### Exercise directions
Every record should be written out exactly, please.

>>>

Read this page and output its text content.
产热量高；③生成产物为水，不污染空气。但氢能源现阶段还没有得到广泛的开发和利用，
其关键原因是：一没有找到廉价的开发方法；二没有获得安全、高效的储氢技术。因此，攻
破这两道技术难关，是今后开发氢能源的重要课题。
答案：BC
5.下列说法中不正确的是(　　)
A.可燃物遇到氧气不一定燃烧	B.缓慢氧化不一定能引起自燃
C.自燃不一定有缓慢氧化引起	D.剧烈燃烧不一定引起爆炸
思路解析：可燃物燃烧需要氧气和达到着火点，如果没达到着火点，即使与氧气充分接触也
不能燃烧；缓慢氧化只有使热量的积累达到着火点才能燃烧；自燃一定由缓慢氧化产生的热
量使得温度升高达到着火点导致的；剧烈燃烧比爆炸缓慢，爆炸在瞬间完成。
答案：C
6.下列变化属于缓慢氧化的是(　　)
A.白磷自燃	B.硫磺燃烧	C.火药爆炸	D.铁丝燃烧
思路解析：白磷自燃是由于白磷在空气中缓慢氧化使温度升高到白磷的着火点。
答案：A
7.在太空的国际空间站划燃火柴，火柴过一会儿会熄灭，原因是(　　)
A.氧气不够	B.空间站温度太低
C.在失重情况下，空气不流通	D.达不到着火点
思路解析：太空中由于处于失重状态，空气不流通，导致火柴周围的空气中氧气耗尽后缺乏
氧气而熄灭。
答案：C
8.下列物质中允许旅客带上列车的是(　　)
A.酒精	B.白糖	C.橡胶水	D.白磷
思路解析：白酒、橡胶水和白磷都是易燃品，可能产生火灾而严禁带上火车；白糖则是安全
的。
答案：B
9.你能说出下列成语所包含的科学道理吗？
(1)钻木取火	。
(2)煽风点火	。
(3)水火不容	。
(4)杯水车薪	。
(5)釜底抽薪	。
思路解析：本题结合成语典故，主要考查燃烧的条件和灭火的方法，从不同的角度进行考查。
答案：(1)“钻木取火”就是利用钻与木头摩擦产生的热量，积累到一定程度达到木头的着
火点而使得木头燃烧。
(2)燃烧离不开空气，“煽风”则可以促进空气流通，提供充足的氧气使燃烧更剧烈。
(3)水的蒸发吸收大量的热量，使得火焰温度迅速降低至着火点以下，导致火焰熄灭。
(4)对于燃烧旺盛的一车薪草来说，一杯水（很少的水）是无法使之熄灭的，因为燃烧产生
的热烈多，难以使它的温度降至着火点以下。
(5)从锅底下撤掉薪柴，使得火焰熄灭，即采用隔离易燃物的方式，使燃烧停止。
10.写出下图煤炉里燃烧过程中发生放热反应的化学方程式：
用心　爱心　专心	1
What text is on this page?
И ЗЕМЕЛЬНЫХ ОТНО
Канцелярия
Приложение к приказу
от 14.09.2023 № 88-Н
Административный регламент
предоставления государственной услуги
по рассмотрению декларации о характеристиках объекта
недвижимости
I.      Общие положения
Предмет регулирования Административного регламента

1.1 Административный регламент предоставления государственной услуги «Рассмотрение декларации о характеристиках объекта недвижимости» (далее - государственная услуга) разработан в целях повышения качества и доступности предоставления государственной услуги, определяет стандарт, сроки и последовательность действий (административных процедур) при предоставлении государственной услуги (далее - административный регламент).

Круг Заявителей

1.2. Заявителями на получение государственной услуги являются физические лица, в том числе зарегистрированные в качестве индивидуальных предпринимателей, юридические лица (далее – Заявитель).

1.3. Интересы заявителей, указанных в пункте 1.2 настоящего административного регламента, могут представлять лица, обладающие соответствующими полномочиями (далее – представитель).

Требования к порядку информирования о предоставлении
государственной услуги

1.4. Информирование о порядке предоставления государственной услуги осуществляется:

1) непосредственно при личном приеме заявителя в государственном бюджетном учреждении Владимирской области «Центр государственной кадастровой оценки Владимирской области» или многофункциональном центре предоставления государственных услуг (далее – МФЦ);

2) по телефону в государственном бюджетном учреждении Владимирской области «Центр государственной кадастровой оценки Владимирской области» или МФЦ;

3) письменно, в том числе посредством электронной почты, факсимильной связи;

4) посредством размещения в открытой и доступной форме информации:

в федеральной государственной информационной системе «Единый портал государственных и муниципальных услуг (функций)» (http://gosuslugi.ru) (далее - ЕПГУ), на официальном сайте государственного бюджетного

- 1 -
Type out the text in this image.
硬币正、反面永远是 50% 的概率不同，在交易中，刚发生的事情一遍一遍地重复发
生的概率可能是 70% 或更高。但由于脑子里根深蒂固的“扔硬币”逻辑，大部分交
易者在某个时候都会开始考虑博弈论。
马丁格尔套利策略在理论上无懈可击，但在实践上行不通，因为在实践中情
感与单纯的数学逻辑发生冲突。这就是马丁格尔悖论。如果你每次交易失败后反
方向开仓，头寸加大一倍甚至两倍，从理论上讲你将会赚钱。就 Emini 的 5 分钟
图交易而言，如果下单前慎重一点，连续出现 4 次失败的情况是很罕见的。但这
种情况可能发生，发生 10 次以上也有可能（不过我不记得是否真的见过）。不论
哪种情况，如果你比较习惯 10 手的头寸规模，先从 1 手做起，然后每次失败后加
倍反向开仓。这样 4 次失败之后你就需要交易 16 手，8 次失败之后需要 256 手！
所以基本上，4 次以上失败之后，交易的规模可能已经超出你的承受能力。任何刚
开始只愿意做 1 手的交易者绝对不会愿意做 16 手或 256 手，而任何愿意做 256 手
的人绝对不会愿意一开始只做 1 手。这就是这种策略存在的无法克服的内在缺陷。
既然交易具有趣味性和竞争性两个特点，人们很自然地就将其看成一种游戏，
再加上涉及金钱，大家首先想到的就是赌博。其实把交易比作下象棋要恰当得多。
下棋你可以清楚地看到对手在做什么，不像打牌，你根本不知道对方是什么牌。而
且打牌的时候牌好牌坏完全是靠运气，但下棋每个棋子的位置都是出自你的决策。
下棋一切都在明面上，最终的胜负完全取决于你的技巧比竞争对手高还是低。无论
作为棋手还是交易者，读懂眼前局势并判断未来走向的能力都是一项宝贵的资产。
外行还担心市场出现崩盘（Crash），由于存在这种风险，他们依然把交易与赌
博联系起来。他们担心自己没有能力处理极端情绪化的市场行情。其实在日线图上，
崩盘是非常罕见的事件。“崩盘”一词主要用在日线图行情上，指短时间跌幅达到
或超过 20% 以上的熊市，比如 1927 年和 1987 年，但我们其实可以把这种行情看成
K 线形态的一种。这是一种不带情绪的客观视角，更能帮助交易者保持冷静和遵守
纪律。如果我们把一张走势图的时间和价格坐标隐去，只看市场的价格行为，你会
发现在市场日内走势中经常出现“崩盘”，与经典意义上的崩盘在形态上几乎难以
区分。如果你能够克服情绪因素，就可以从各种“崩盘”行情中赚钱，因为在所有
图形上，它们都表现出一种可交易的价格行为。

<<<

### Finished exercise
Read this page and output its text content.
产热量高；③生成产物为水，不污染空气。但氢能源现阶段还没有得到广泛的开发和利用，
其关键原因是：一没有找到廉价的开发方法；二没有获得安全、高效的储氢技术。因此，攻
破这两道技术难关，是今后开发氢能源的重要课题。
答案：BC
5.下列说法中不正确的是(　　)
A.可燃物遇到氧气不一定燃烧	B.缓慢氧化不一定能引起自燃
C.自燃不一定有缓慢氧化引起	D.剧烈燃烧不一定引起爆炸
思路解析：可燃物燃烧需要氧气和达到着火点，如果没达到着火点，即使与氧气充分接触也
不能燃烧；缓慢氧化只有使热量的积累达到着火点才能燃烧；自燃一定由缓慢氧化产生的热
量使得温度升高达到着火点导致的；剧烈燃烧比爆炸缓慢，爆炸在瞬间完成。
答案：C
6.下列变化属于缓慢氧化的是(　　)
A.白磷自燃	B.硫磺燃烧	C.火药爆炸	D.铁丝燃烧
思路解析：白磷自燃是由于白磷在空气中缓慢氧化使温度升高到白磷的着火点。
答案：A
7.在太空的国际空间站划燃火柴，火柴过一会儿会熄灭，原因是(　　)
A.氧气不够	B.空间站温度太低
C.在失重情况下，空气不流通	D.达不到着火点
思路解析：太空中由于处于失重状态，空气不流通，导致火柴周围的空气中氧气耗尽后缺乏
氧气而熄灭。
答案：C
8.下列物质中允许旅客带上列车的是(　　)
A.酒精	B.白糖	C.橡胶水	D.白磷
思路解析：白酒、橡胶水和白磷都是易燃品，可能产生火灾而严禁带上火车；白糖则是安全
的。
答案：B
9.你能说出下列成语所包含的科学道理吗？
(1)钻木取火	。
(2)煽风点火	。
(3)水火不容	。
(4)杯水车薪	。
(5)釜底抽薪	。
思路解析：本题结合成语典故，主要考查燃烧的条件和灭火的方法，从不同的角度进行考查。
答案：(1)“钻木取火”就是利用钻与木头摩擦产生的热量，积累到一定程度达到木头的着
火点而使得木头燃烧。
(2)燃烧离不开空气，“煽风”则可以促进空气流通，提供充足的氧气使燃烧更剧烈。
(3)水的蒸发吸收大量的热量，使得火焰温度迅速降低至着火点以下，导致火焰熄灭。
(4)对于燃烧旺盛的一车薪草来说，一杯水（很少的水）是无法使之熄灭的，因为燃烧产生
的热烈多，难以使它的温度降至着火点以下。
(5)从锅底下撤掉薪柴，使得火焰熄灭，即采用隔离易燃物的方式，使燃烧停止。
10.写出下图煤炉里燃烧过程中发生放热反应的化学方程式：
用心　爱心　专心	1
What text is on this page?
И ЗЕМЕЛЬНЫХ ОТНО
Канцелярия
Приложение к приказу
от 14.09.2023 № 88-Н
Административный регламент
предоставления государственной услуги
по рассмотрению декларации о характеристиках объекта
недвижимости
I.      Общие положения
Предмет регулирования Административного регламента

1.1 Административный регламент предоставления государственной услуги «Рассмотрение декларации о характеристиках объекта недвижимости» (далее - государственная услуга) разработан в целях повышения качества и доступности предоставления государственной услуги, определяет стандарт, сроки и последовательность действий (административных процедур) при предоставлении государственной услуги (далее - административный регламент).

Круг Заявителей

1.2. Заявителями на получение государственной услуги являются физические лица, в том числе зарегистрированные в качестве индивидуальных предпринимателей, юридические лица (далее – Заявитель).

1.3. Интересы заявителей, указанных в пункте 1.2 настоящего административного регламента, могут представлять лица, обладающие соответствующими полномочиями (далее – представитель).

Требования к порядку информирования о предоставлении
государственной услуги

1.4. Информирование о порядке предоставления государственной услуги осуществляется:

1) непосредственно при личном приеме заявителя в государственном бюджетном учреждении Владимирской области «Центр государственной кадастровой оценки Владимирской области» или многофункциональном центре предоставления государственных услуг (далее – МФЦ);

2) по телефону в государственном бюджетном учреждении Владимирской области «Центр государственной кадастровой оценки Владимирской области» или МФЦ;

3) письменно, в том числе посредством электронной почты, факсимильной связи;

4) посредством размещения в открытой и доступной форме информации:

в федеральной государственной информационной системе «Единый портал государственных и муниципальных услуг (функций)» (http://gosuslugi.ru) (далее - ЕПГУ), на официальном сайте государственного бюджетного

- 1 -
Type out the text in this image.
硬币正、反面永远是 50% 的概率不同，在交易中，刚发生的事情一遍一遍地重复发
生的概率可能是 70% 或更高。但由于脑子里根深蒂固的“扔硬币”逻辑，大部分交
易者在某个时候都会开始考虑博弈论。
马丁格尔套利策略在理论上无懈可击，但在实践上行不通，因为在实践中情
感与单纯的数学逻辑发生冲突。这就是马丁格尔悖论。如果你每次交易失败后反
方向开仓，头寸加大一倍甚至两倍，从理论上讲你将会赚钱。就 Emini 的 5 分钟
图交易而言，如果下单前慎重一点，连续出现 4 次失败的情况是很罕见的。但这
种情况可能发生，发生 10 次以上也有可能（不过我不记得是否真的见过）。不论
哪种情况，如果你比较习惯 10 手的头寸规模，先从 1 手做起，然后每次失败后加
倍反向开仓。这样 4 次失败之后你就需要交易 16 手，8 次失败之后需要 256 手！
所以基本上，4 次以上失败之后，交易的规模可能已经超出你的承受能力。任何刚
开始只愿意做 1 手的交易者绝对不会愿意做 16 手或 256 手，而任何愿意做 256 手
的人绝对不会愿意一开始只做 1 手。这就是这种策略存在的无法克服的内在缺陷。
既然交易具有趣味性和竞争性两个特点，人们很自然地就将其看成一种游戏，
再加上涉及金钱，大家首先想到的就是赌博。其实把交易比作下象棋要恰当得多。
下棋你可以清楚地看到对手在做什么，不像打牌，你根本不知道对方是什么牌。而
且打牌的时候牌好牌坏完全是靠运气，但下棋每个棋子的位置都是出自你的决策。
下棋一切都在明面上，最终的胜负完全取决于你的技巧比竞争对手高还是低。无论
作为棋手还是交易者，读懂眼前局势并判断未来走向的能力都是一项宝贵的资产。
外行还担心市场出现崩盘（Crash），由于存在这种风险，他们依然把交易与赌
博联系起来。他们担心自己没有能力处理极端情绪化的市场行情。其实在日线图上，
崩盘是非常罕见的事件。“崩盘”一词主要用在日线图行情上，指短时间跌幅达到
或超过 20% 以上的熊市，比如 1927 年和 1987 年，但我们其实可以把这种行情看成
K 线形态的一种。这是一种不带情绪的客观视角，更能帮助交易者保持冷静和遵守
纪律。如果我们把一张走势图的时间和价格坐标隐去，只看市场的价格行为，你会
发现在市场日内走势中经常出现“崩盘”，与经典意义上的崩盘在形态上几乎难以
区分。如果你能够克服情绪因素，就可以从各种“崩盘”行情中赚钱，因为在所有
图形上，它们都表现出一种可交易的价格行为。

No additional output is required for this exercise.